#### Listed entries
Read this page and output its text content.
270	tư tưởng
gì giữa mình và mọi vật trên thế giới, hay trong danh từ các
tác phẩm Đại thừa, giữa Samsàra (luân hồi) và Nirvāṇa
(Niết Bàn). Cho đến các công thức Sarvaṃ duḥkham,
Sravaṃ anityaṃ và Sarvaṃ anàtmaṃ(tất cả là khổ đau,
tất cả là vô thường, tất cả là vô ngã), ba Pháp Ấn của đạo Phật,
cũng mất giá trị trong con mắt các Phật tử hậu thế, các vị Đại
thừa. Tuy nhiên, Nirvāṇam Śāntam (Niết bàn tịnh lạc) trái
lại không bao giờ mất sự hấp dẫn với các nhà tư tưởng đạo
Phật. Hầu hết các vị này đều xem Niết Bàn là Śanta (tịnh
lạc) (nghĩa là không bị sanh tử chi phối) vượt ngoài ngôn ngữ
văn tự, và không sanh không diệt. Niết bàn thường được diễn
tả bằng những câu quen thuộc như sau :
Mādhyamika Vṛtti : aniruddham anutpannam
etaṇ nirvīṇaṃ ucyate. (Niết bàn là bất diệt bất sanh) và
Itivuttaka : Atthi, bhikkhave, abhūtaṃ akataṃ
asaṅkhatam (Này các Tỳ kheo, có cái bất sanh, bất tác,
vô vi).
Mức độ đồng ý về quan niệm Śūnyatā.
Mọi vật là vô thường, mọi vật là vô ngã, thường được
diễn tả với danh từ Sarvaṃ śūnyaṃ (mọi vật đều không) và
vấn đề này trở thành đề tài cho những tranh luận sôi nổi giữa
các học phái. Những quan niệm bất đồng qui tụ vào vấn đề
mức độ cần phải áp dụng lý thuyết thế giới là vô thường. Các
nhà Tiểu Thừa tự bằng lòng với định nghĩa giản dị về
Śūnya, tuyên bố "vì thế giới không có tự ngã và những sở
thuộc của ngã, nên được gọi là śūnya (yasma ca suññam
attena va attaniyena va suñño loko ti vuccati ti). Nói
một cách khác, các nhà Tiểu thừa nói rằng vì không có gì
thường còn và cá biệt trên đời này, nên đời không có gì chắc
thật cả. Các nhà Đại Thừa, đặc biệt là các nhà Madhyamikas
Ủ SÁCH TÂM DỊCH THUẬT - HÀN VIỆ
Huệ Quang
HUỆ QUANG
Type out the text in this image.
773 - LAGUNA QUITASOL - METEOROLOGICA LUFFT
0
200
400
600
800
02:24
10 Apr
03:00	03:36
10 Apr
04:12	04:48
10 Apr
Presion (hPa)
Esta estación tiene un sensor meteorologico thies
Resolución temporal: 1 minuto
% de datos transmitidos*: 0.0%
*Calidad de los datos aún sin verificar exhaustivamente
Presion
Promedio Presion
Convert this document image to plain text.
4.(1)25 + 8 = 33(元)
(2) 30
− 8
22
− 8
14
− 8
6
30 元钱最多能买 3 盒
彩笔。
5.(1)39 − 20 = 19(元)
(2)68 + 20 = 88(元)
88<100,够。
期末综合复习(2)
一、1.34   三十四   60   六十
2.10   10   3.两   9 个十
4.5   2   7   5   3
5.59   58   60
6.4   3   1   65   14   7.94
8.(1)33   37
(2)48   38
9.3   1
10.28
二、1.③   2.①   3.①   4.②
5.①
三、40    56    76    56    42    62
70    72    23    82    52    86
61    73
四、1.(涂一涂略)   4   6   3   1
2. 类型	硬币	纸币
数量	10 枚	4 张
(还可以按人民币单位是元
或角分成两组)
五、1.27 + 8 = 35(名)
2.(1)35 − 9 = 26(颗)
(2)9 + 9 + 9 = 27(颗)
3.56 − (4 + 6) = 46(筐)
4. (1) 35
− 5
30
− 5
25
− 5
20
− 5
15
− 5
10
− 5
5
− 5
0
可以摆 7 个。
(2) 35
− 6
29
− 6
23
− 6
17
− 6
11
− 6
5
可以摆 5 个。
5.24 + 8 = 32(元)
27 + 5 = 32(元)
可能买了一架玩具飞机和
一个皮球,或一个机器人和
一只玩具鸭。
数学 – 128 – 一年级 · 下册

#### Goal
In the records above, find each line that holds the word "Tiểu"; copy all such lines.

#### Solution
nhà Tiểu Thừa tự bằng lòng với định nghĩa giản dị về
một cách khác, các nhà Tiểu thừa nói rằng vì không có gì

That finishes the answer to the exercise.